**Task goal**
Print the items below again, line for line, without changing anything.

**Material for this exercise**

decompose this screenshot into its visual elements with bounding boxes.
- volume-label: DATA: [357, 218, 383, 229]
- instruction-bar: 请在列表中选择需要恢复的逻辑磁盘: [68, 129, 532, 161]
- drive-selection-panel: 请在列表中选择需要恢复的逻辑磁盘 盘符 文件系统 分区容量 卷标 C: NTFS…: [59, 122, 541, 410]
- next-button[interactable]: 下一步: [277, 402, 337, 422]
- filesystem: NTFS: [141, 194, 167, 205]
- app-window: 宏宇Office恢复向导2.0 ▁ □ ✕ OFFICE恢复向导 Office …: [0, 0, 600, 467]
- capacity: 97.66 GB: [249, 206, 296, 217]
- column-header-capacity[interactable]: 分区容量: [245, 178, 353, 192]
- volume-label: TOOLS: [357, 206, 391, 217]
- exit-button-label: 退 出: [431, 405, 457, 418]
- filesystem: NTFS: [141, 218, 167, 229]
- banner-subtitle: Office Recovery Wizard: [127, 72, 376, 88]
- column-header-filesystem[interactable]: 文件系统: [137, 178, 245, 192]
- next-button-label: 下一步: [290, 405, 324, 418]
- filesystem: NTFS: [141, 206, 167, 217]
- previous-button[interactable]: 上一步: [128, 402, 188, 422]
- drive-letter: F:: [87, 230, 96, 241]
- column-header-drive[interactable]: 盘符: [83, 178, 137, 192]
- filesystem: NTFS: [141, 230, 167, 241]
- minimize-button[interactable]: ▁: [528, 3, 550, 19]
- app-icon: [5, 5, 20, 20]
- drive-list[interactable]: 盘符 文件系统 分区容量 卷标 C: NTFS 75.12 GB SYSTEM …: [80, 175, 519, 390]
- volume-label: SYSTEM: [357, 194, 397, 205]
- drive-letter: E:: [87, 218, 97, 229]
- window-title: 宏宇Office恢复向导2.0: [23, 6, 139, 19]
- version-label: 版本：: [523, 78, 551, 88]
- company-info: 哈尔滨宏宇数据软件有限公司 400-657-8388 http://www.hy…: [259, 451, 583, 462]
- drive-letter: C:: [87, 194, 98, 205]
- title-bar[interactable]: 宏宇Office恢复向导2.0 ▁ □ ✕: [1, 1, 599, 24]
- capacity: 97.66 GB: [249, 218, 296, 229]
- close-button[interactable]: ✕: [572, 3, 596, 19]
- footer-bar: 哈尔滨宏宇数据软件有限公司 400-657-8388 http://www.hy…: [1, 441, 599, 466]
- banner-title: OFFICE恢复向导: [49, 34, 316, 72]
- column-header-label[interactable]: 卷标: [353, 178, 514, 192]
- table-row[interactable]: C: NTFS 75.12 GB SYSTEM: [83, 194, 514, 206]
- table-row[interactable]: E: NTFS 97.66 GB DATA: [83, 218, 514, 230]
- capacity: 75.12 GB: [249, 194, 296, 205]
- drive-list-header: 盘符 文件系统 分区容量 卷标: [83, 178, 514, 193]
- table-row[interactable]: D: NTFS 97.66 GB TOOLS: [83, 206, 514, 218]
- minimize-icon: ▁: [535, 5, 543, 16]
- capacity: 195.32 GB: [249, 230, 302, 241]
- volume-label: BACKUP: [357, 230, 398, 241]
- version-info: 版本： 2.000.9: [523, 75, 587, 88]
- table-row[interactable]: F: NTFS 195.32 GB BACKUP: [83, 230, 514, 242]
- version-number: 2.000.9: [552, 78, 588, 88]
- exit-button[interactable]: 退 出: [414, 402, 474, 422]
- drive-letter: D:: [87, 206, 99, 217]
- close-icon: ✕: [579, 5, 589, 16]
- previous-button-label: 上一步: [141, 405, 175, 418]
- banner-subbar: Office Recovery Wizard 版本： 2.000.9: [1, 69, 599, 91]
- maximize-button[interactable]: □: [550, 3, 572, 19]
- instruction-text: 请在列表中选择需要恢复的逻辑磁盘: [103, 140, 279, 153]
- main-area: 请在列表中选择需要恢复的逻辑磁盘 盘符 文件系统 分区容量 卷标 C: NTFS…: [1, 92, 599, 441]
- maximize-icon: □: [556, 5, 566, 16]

**The response**
decompose this screenshot into its visual elements with bounding boxes.
- volume-label: DATA: [357, 218, 383, 229]
- instruction-bar: 请在列表中选择需要恢复的逻辑磁盘: [68, 129, 532, 161]
- drive-selection-panel: 请在列表中选择需要恢复的逻辑磁盘 盘符 文件系统 分区容量 卷标 C: NTFS…: [59, 122, 541, 410]
- next-button[interactable]: 下一步: [277, 402, 337, 422]
- filesystem: NTFS: [141, 194, 167, 205]
- app-window: 宏宇Office恢复向导2.0 ▁ □ ✕ OFFICE恢复向导 Office …: [0, 0, 600, 467]
- capacity: 97.66 GB: [249, 206, 296, 217]
- column-header-capacity[interactable]: 分区容量: [245, 178, 353, 192]
- volume-label: TOOLS: [357, 206, 391, 217]
- exit-button-label: 退 出: [431, 405, 457, 418]
- filesystem: NTFS: [141, 218, 167, 229]
- banner-subtitle: Office Recovery Wizard: [127, 72, 376, 88]
- column-header-filesystem[interactable]: 文件系统: [137, 178, 245, 192]
- next-button-label: 下一步: [290, 405, 324, 418]
- filesystem: NTFS: [141, 206, 167, 217]
- previous-button[interactable]: 上一步: [128, 402, 188, 422]
- drive-letter: F:: [87, 230, 96, 241]
- column-header-drive[interactable]: 盘符: [83, 178, 137, 192]
- filesystem: NTFS: [141, 230, 167, 241]
- minimize-button[interactable]: ▁: [528, 3, 550, 19]
- app-icon: [5, 5, 20, 20]
- drive-list[interactable]: 盘符 文件系统 分区容量 卷标 C: NTFS 75.12 GB SYSTEM …: [80, 175, 519, 390]
- volume-label: SYSTEM: [357, 194, 397, 205]
- drive-letter: E:: [87, 218, 97, 229]
- window-title: 宏宇Office恢复向导2.0: [23, 6, 139, 19]
- version-label: 版本：: [523, 78, 551, 88]
- company-info: 哈尔滨宏宇数据软件有限公司 400-657-8388 http://www.hy…: [259, 451, 583, 462]
- drive-letter: C:: [87, 194, 98, 205]
- title-bar[interactable]: 宏宇Office恢复向导2.0 ▁ □ ✕: [1, 1, 599, 24]
- capacity: 97.66 GB: [249, 218, 296, 229]
- close-button[interactable]: ✕: [572, 3, 596, 19]
- footer-bar: 哈尔滨宏宇数据软件有限公司 400-657-8388 http://www.hy…: [1, 441, 599, 466]
- banner-title: OFFICE恢复向导: [49, 34, 316, 72]
- column-header-label[interactable]: 卷标: [353, 178, 514, 192]
- table-row[interactable]: C: NTFS 75.12 GB SYSTEM: [83, 194, 514, 206]
- table-row[interactable]: E: NTFS 97.66 GB DATA: [83, 218, 514, 230]
- capacity: 75.12 GB: [249, 194, 296, 205]
- drive-list-header: 盘符 文件系统 分区容量 卷标: [83, 178, 514, 193]
- table-row[interactable]: D: NTFS 97.66 GB TOOLS: [83, 206, 514, 218]
- minimize-icon: ▁: [535, 5, 543, 16]
- capacity: 195.32 GB: [249, 230, 302, 241]
- volume-label: BACKUP: [357, 230, 398, 241]
- version-info: 版本： 2.000.9: [523, 75, 587, 88]
- table-row[interactable]: F: NTFS 195.32 GB BACKUP: [83, 230, 514, 242]
- version-number: 2.000.9: [552, 78, 588, 88]
- exit-button[interactable]: 退 出: [414, 402, 474, 422]
- drive-letter: D:: [87, 206, 99, 217]
- close-icon: ✕: [579, 5, 589, 16]
- previous-button-label: 上一步: [141, 405, 175, 418]
- banner-subbar: Office Recovery Wizard 版本： 2.000.9: [1, 69, 599, 91]
- maximize-button[interactable]: □: [550, 3, 572, 19]
- instruction-text: 请在列表中选择需要恢复的逻辑磁盘: [103, 140, 279, 153]
- main-area: 请在列表中选择需要恢复的逻辑磁盘 盘符 文件系统 分区容量 卷标 C: NTFS…: [1, 92, 599, 441]
- maximize-icon: □: [556, 5, 566, 16]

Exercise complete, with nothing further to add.